## start TASK MATERIAL
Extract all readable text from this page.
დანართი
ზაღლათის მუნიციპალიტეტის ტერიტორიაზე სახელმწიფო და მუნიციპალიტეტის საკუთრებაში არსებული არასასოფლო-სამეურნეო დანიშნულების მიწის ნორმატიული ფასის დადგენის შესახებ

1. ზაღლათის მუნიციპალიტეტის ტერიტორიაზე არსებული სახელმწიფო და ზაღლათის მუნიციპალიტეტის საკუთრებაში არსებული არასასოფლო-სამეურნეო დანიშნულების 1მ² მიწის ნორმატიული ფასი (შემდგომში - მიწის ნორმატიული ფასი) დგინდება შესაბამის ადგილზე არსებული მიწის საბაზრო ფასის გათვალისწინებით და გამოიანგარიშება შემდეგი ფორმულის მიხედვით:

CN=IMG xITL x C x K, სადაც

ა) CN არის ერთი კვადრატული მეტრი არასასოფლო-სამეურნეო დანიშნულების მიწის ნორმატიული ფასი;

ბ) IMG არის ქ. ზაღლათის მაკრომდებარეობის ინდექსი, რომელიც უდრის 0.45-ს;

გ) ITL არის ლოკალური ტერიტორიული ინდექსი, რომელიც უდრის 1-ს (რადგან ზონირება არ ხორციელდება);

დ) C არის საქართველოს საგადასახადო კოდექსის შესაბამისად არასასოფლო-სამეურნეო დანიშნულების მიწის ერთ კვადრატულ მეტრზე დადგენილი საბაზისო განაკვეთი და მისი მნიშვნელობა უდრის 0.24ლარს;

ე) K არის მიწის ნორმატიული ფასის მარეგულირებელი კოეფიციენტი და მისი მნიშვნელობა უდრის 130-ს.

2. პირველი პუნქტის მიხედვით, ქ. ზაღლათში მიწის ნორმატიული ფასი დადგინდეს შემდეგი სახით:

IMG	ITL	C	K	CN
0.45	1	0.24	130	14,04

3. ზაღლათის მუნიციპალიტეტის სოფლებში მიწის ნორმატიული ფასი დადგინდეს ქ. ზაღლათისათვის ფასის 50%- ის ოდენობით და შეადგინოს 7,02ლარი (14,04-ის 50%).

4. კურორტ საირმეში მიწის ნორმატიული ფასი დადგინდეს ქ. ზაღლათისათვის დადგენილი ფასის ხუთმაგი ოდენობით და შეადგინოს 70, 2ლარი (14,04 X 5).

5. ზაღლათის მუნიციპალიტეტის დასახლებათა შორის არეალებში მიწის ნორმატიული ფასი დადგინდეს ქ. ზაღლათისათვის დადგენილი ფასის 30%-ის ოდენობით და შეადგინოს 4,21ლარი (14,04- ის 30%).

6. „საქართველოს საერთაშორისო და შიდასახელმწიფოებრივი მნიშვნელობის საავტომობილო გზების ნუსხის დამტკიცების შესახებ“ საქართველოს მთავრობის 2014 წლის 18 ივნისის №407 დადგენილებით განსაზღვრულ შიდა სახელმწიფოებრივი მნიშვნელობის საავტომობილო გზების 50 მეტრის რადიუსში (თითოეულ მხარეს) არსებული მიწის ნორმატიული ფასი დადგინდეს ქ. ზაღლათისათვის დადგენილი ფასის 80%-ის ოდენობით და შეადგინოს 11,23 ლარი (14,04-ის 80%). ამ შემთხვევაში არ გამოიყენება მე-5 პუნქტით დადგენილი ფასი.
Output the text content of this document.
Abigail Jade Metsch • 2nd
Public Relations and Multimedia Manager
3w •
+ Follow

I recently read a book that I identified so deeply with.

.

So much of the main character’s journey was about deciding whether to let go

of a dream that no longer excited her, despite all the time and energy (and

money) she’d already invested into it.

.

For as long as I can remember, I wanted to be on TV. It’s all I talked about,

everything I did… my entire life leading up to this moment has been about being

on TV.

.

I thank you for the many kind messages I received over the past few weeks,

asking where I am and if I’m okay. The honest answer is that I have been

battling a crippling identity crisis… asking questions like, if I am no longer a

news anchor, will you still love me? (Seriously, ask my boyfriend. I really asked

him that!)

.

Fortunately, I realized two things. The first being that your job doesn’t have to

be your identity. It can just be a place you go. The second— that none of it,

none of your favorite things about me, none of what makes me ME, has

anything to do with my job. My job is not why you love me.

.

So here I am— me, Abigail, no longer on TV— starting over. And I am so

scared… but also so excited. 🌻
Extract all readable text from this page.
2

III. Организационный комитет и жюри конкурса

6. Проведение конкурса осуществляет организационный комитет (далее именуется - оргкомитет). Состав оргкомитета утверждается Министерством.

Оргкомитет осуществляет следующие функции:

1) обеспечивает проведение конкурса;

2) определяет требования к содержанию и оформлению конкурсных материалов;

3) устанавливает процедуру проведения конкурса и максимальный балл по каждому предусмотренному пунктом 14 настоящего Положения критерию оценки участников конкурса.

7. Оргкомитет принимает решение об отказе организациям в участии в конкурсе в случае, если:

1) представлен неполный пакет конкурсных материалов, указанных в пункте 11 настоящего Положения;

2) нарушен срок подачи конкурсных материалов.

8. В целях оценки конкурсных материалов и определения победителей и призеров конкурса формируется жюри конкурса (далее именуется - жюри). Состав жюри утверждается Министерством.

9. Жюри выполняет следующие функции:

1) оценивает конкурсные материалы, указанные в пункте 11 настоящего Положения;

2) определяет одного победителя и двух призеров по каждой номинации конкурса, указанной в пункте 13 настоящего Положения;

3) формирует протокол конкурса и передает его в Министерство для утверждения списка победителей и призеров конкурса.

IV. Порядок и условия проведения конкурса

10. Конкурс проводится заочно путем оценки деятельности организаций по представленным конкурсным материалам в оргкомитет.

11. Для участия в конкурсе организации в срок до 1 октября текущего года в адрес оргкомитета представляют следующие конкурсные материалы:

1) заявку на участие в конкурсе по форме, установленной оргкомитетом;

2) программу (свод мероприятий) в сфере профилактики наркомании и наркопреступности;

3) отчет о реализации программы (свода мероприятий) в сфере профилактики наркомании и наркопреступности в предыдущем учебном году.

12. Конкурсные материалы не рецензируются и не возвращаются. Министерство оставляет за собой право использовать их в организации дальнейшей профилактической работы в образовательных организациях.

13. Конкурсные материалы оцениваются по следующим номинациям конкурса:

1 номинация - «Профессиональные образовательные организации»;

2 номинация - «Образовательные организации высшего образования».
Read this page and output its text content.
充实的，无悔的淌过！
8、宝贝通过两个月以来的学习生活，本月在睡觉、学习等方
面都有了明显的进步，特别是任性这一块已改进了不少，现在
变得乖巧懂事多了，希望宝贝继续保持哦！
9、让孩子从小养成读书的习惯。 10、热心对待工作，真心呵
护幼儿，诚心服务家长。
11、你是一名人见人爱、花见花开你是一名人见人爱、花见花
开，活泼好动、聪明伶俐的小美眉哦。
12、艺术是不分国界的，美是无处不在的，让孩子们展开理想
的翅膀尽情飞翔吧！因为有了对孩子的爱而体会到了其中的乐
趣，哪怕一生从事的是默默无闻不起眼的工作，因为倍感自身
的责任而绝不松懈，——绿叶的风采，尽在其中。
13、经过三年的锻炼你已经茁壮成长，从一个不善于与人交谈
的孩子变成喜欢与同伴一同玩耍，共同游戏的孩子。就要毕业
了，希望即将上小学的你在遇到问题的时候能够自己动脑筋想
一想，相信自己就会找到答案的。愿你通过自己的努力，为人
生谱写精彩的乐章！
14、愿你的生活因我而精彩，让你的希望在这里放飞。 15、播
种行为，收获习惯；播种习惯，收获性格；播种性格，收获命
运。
## end TASK MATERIAL
* _SHORT TASK_
Return each entry from the material above exactly as it appears.

* _EXERCISE ANSWER_
Extract all readable text from this page.
დანართი
ზაღლათის მუნიციპალიტეტის ტერიტორიაზე სახელმწიფო და მუნიციპალიტეტის საკუთრებაში არსებული არასასოფლო-სამეურნეო დანიშნულების მიწის ნორმატიული ფასის დადგენის შესახებ

1. ზაღლათის მუნიციპალიტეტის ტერიტორიაზე არსებული სახელმწიფო და ზაღლათის მუნიციპალიტეტის საკუთრებაში არსებული არასასოფლო-სამეურნეო დანიშნულების 1მ² მიწის ნორმატიული ფასი (შემდგომში - მიწის ნორმატიული ფასი) დგინდება შესაბამის ადგილზე არსებული მიწის საბაზრო ფასის გათვალისწინებით და გამოიანგარიშება შემდეგი ფორმულის მიხედვით:

CN=IMG xITL x C x K, სადაც

ა) CN არის ერთი კვადრატული მეტრი არასასოფლო-სამეურნეო დანიშნულების მიწის ნორმატიული ფასი;

ბ) IMG არის ქ. ზაღლათის მაკრომდებარეობის ინდექსი, რომელიც უდრის 0.45-ს;

გ) ITL არის ლოკალური ტერიტორიული ინდექსი, რომელიც უდრის 1-ს (რადგან ზონირება არ ხორციელდება);

დ) C არის საქართველოს საგადასახადო კოდექსის შესაბამისად არასასოფლო-სამეურნეო დანიშნულების მიწის ერთ კვადრატულ მეტრზე დადგენილი საბაზისო განაკვეთი და მისი მნიშვნელობა უდრის 0.24ლარს;

ე) K არის მიწის ნორმატიული ფასის მარეგულირებელი კოეფიციენტი და მისი მნიშვნელობა უდრის 130-ს.

2. პირველი პუნქტის მიხედვით, ქ. ზაღლათში მიწის ნორმატიული ფასი დადგინდეს შემდეგი სახით:

IMG	ITL	C	K	CN
0.45	1	0.24	130	14,04

3. ზაღლათის მუნიციპალიტეტის სოფლებში მიწის ნორმატიული ფასი დადგინდეს ქ. ზაღლათისათვის ფასის 50%- ის ოდენობით და შეადგინოს 7,02ლარი (14,04-ის 50%).

4. კურორტ საირმეში მიწის ნორმატიული ფასი დადგინდეს ქ. ზაღლათისათვის დადგენილი ფასის ხუთმაგი ოდენობით და შეადგინოს 70, 2ლარი (14,04 X 5).

5. ზაღლათის მუნიციპალიტეტის დასახლებათა შორის არეალებში მიწის ნორმატიული ფასი დადგინდეს ქ. ზაღლათისათვის დადგენილი ფასის 30%-ის ოდენობით და შეადგინოს 4,21ლარი (14,04- ის 30%).

6. „საქართველოს საერთაშორისო და შიდასახელმწიფოებრივი მნიშვნელობის საავტომობილო გზების ნუსხის დამტკიცების შესახებ“ საქართველოს მთავრობის 2014 წლის 18 ივნისის №407 დადგენილებით განსაზღვრულ შიდა სახელმწიფოებრივი მნიშვნელობის საავტომობილო გზების 50 მეტრის რადიუსში (თითოეულ მხარეს) არსებული მიწის ნორმატიული ფასი დადგინდეს ქ. ზაღლათისათვის დადგენილი ფასის 80%-ის ოდენობით და შეადგინოს 11,23 ლარი (14,04-ის 80%). ამ შემთხვევაში არ გამოიყენება მე-5 პუნქტით დადგენილი ფასი.
Output the text content of this document.
Abigail Jade Metsch • 2nd
Public Relations and Multimedia Manager
3w •
+ Follow

I recently read a book that I identified so deeply with.

.

So much of the main character’s journey was about deciding whether to let go

of a dream that no longer excited her, despite all the time and energy (and

money) she’d already invested into it.

.

For as long as I can remember, I wanted to be on TV. It’s all I talked about,

everything I did… my entire life leading up to this moment has been about being

on TV.

.

I thank you for the many kind messages I received over the past few weeks,

asking where I am and if I’m okay. The honest answer is that I have been

battling a crippling identity crisis… asking questions like, if I am no longer a

news anchor, will you still love me? (Seriously, ask my boyfriend. I really asked

him that!)

.

Fortunately, I realized two things. The first being that your job doesn’t have to

be your identity. It can just be a place you go. The second— that none of it,

none of your favorite things about me, none of what makes me ME, has

anything to do with my job. My job is not why you love me.

.

So here I am— me, Abigail, no longer on TV— starting over. And I am so

scared… but also so excited. 🌻
Extract all readable text from this page.
2

III. Организационный комитет и жюри конкурса

6. Проведение конкурса осуществляет организационный комитет (далее именуется - оргкомитет). Состав оргкомитета утверждается Министерством.

Оргкомитет осуществляет следующие функции:

1) обеспечивает проведение конкурса;

2) определяет требования к содержанию и оформлению конкурсных материалов;

3) устанавливает процедуру проведения конкурса и максимальный балл по каждому предусмотренному пунктом 14 настоящего Положения критерию оценки участников конкурса.

7. Оргкомитет принимает решение об отказе организациям в участии в конкурсе в случае, если:

1) представлен неполный пакет конкурсных материалов, указанных в пункте 11 настоящего Положения;

2) нарушен срок подачи конкурсных материалов.

8. В целях оценки конкурсных материалов и определения победителей и призеров конкурса формируется жюри конкурса (далее именуется - жюри). Состав жюри утверждается Министерством.

9. Жюри выполняет следующие функции:

1) оценивает конкурсные материалы, указанные в пункте 11 настоящего Положения;

2) определяет одного победителя и двух призеров по каждой номинации конкурса, указанной в пункте 13 настоящего Положения;

3) формирует протокол конкурса и передает его в Министерство для утверждения списка победителей и призеров конкурса.

IV. Порядок и условия проведения конкурса

10. Конкурс проводится заочно путем оценки деятельности организаций по представленным конкурсным материалам в оргкомитет.

11. Для участия в конкурсе организации в срок до 1 октября текущего года в адрес оргкомитета представляют следующие конкурсные материалы:

1) заявку на участие в конкурсе по форме, установленной оргкомитетом;

2) программу (свод мероприятий) в сфере профилактики наркомании и наркопреступности;

3) отчет о реализации программы (свода мероприятий) в сфере профилактики наркомании и наркопреступности в предыдущем учебном году.

12. Конкурсные материалы не рецензируются и не возвращаются. Министерство оставляет за собой право использовать их в организации дальнейшей профилактической работы в образовательных организациях.

13. Конкурсные материалы оцениваются по следующим номинациям конкурса:

1 номинация - «Профессиональные образовательные организации»;

2 номинация - «Образовательные организации высшего образования».
Read this page and output its text content.
充实的，无悔的淌过！
8、宝贝通过两个月以来的学习生活，本月在睡觉、学习等方
面都有了明显的进步，特别是任性这一块已改进了不少，现在
变得乖巧懂事多了，希望宝贝继续保持哦！
9、让孩子从小养成读书的习惯。 10、热心对待工作，真心呵
护幼儿，诚心服务家长。
11、你是一名人见人爱、花见花开你是一名人见人爱、花见花
开，活泼好动、聪明伶俐的小美眉哦。
12、艺术是不分国界的，美是无处不在的，让孩子们展开理想
的翅膀尽情飞翔吧！因为有了对孩子的爱而体会到了其中的乐
趣，哪怕一生从事的是默默无闻不起眼的工作，因为倍感自身
的责任而绝不松懈，——绿叶的风采，尽在其中。
13、经过三年的锻炼你已经茁壮成长，从一个不善于与人交谈
的孩子变成喜欢与同伴一同玩耍，共同游戏的孩子。就要毕业
了，希望即将上小学的你在遇到问题的时候能够自己动脑筋想
一想，相信自己就会找到答案的。愿你通过自己的努力，为人
生谱写精彩的乐章！
14、愿你的生活因我而精彩，让你的希望在这里放飞。 15、播
种行为，收获习惯；播种习惯，收获性格；播种性格，收获命
运。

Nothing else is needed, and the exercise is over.